[Stored data entries]
------
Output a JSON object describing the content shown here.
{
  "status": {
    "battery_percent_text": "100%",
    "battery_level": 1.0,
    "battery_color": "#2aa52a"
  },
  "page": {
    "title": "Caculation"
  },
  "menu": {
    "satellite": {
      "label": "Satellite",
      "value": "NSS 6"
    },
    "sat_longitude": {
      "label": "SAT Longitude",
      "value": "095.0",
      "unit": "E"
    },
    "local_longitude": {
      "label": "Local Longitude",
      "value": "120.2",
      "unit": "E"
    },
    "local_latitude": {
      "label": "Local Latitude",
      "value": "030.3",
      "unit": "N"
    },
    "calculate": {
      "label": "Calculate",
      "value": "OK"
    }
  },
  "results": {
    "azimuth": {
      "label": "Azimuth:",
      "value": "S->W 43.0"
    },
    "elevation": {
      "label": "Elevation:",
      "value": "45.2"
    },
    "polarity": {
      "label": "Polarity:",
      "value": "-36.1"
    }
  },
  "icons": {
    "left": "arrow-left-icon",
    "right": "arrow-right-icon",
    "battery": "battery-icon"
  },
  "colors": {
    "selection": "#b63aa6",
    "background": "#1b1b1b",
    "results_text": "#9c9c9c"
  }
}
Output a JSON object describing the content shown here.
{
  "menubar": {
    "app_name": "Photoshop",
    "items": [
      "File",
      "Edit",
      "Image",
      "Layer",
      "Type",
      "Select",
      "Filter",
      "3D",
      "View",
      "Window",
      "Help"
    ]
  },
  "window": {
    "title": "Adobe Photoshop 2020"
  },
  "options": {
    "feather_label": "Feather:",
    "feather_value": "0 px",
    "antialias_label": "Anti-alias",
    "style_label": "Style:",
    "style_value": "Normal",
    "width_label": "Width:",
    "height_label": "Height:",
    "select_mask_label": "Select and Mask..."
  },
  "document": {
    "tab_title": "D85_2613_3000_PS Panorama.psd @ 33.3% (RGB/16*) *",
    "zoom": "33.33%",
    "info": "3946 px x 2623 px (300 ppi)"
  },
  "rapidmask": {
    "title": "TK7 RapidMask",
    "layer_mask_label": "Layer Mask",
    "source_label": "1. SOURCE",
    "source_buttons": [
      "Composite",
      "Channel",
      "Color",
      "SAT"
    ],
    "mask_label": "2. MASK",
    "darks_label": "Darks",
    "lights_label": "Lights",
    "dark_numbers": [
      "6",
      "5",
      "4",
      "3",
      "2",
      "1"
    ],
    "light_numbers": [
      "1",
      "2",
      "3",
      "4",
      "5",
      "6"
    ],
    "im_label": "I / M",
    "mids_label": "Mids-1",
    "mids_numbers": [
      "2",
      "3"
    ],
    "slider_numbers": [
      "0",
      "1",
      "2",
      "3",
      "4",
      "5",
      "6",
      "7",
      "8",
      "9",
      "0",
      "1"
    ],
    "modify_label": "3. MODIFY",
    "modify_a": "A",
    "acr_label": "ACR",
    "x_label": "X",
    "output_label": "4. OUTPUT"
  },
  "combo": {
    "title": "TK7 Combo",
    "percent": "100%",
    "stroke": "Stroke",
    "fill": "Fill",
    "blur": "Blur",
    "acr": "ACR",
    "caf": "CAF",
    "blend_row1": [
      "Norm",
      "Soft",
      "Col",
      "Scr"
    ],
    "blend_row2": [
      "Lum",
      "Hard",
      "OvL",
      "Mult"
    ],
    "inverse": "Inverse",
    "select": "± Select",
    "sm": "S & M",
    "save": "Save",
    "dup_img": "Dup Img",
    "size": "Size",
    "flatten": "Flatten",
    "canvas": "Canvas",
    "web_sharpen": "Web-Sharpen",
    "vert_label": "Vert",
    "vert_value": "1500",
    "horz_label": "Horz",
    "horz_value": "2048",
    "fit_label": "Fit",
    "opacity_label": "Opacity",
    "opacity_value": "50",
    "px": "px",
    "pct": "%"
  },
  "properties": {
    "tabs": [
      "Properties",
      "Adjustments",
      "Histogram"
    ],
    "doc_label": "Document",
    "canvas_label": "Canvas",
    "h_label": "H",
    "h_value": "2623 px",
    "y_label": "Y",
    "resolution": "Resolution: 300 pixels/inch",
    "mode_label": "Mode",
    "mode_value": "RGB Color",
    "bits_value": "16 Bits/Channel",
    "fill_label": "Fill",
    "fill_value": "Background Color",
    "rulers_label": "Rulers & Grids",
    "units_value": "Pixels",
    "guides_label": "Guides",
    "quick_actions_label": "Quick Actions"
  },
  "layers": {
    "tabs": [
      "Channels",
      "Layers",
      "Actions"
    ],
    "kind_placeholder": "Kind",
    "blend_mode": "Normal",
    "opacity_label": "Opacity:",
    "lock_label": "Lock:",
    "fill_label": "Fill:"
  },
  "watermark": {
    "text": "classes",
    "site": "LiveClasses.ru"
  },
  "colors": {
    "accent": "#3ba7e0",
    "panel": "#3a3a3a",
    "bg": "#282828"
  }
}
------
[TASK DETAILS]
Output each record exactly, leaving nothing out.

[ANSWER BELOW]
Output a JSON object describing the content shown here.
{
  "status": {
    "battery_percent_text": "100%",
    "battery_level": 1.0,
    "battery_color": "#2aa52a"
  },
  "page": {
    "title": "Caculation"
  },
  "menu": {
    "satellite": {
      "label": "Satellite",
      "value": "NSS 6"
    },
    "sat_longitude": {
      "label": "SAT Longitude",
      "value": "095.0",
      "unit": "E"
    },
    "local_longitude": {
      "label": "Local Longitude",
      "value": "120.2",
      "unit": "E"
    },
    "local_latitude": {
      "label": "Local Latitude",
      "value": "030.3",
      "unit": "N"
    },
    "calculate": {
      "label": "Calculate",
      "value": "OK"
    }
  },
  "results": {
    "azimuth": {
      "label": "Azimuth:",
      "value": "S->W 43.0"
    },
    "elevation": {
      "label": "Elevation:",
      "value": "45.2"
    },
    "polarity": {
      "label": "Polarity:",
      "value": "-36.1"
    }
  },
  "icons": {
    "left": "arrow-left-icon",
    "right": "arrow-right-icon",
    "battery": "battery-icon"
  },
  "colors": {
    "selection": "#b63aa6",
    "background": "#1b1b1b",
    "results_text": "#9c9c9c"
  }
}
Output a JSON object describing the content shown here.
{
  "menubar": {
    "app_name": "Photoshop",
    "items": [
      "File",
      "Edit",
      "Image",
      "Layer",
      "Type",
      "Select",
      "Filter",
      "3D",
      "View",
      "Window",
      "Help"
    ]
  },
  "window": {
    "title": "Adobe Photoshop 2020"
  },
  "options": {
    "feather_label": "Feather:",
    "feather_value": "0 px",
    "antialias_label": "Anti-alias",
    "style_label": "Style:",
    "style_value": "Normal",
    "width_label": "Width:",
    "height_label": "Height:",
    "select_mask_label": "Select and Mask..."
  },
  "document": {
    "tab_title": "D85_2613_3000_PS Panorama.psd @ 33.3% (RGB/16*) *",
    "zoom": "33.33%",
    "info": "3946 px x 2623 px (300 ppi)"
  },
  "rapidmask": {
    "title": "TK7 RapidMask",
    "layer_mask_label": "Layer Mask",
    "source_label": "1. SOURCE",
    "source_buttons": [
      "Composite",
      "Channel",
      "Color",
      "SAT"
    ],
    "mask_label": "2. MASK",
    "darks_label": "Darks",
    "lights_label": "Lights",
    "dark_numbers": [
      "6",
      "5",
      "4",
      "3",
      "2",
      "1"
    ],
    "light_numbers": [
      "1",
      "2",
      "3",
      "4",
      "5",
      "6"
    ],
    "im_label": "I / M",
    "mids_label": "Mids-1",
    "mids_numbers": [
      "2",
      "3"
    ],
    "slider_numbers": [
      "0",
      "1",
      "2",
      "3",
      "4",
      "5",
      "6",
      "7",
      "8",
      "9",
      "0",
      "1"
    ],
    "modify_label": "3. MODIFY",
    "modify_a": "A",
    "acr_label": "ACR",
    "x_label": "X",
    "output_label": "4. OUTPUT"
  },
  "combo": {
    "title": "TK7 Combo",
    "percent": "100%",
    "stroke": "Stroke",
    "fill": "Fill",
    "blur": "Blur",
    "acr": "ACR",
    "caf": "CAF",
    "blend_row1": [
      "Norm",
      "Soft",
      "Col",
      "Scr"
    ],
    "blend_row2": [
      "Lum",
      "Hard",
      "OvL",
      "Mult"
    ],
    "inverse": "Inverse",
    "select": "± Select",
    "sm": "S & M",
    "save": "Save",
    "dup_img": "Dup Img",
    "size": "Size",
    "flatten": "Flatten",
    "canvas": "Canvas",
    "web_sharpen": "Web-Sharpen",
    "vert_label": "Vert",
    "vert_value": "1500",
    "horz_label": "Horz",
    "horz_value": "2048",
    "fit_label": "Fit",
    "opacity_label": "Opacity",
    "opacity_value": "50",
    "px": "px",
    "pct": "%"
  },
  "properties": {
    "tabs": [
      "Properties",
      "Adjustments",
      "Histogram"
    ],
    "doc_label": "Document",
    "canvas_label": "Canvas",
    "h_label": "H",
    "h_value": "2623 px",
    "y_label": "Y",
    "resolution": "Resolution: 300 pixels/inch",
    "mode_label": "Mode",
    "mode_value": "RGB Color",
    "bits_value": "16 Bits/Channel",
    "fill_label": "Fill",
    "fill_value": "Background Color",
    "rulers_label": "Rulers & Grids",
    "units_value": "Pixels",
    "guides_label": "Guides",
    "quick_actions_label": "Quick Actions"
  },
  "layers": {
    "tabs": [
      "Channels",
      "Layers",
      "Actions"
    ],
    "kind_placeholder": "Kind",
    "blend_mode": "Normal",
    "opacity_label": "Opacity:",
    "lock_label": "Lock:",
    "fill_label": "Fill:"
  },
  "watermark": {
    "text": "classes",
    "site": "LiveClasses.ru"
  },
  "colors": {
    "accent": "#3ba7e0",
    "panel": "#3a3a3a",
    "bg": "#282828"
  }
}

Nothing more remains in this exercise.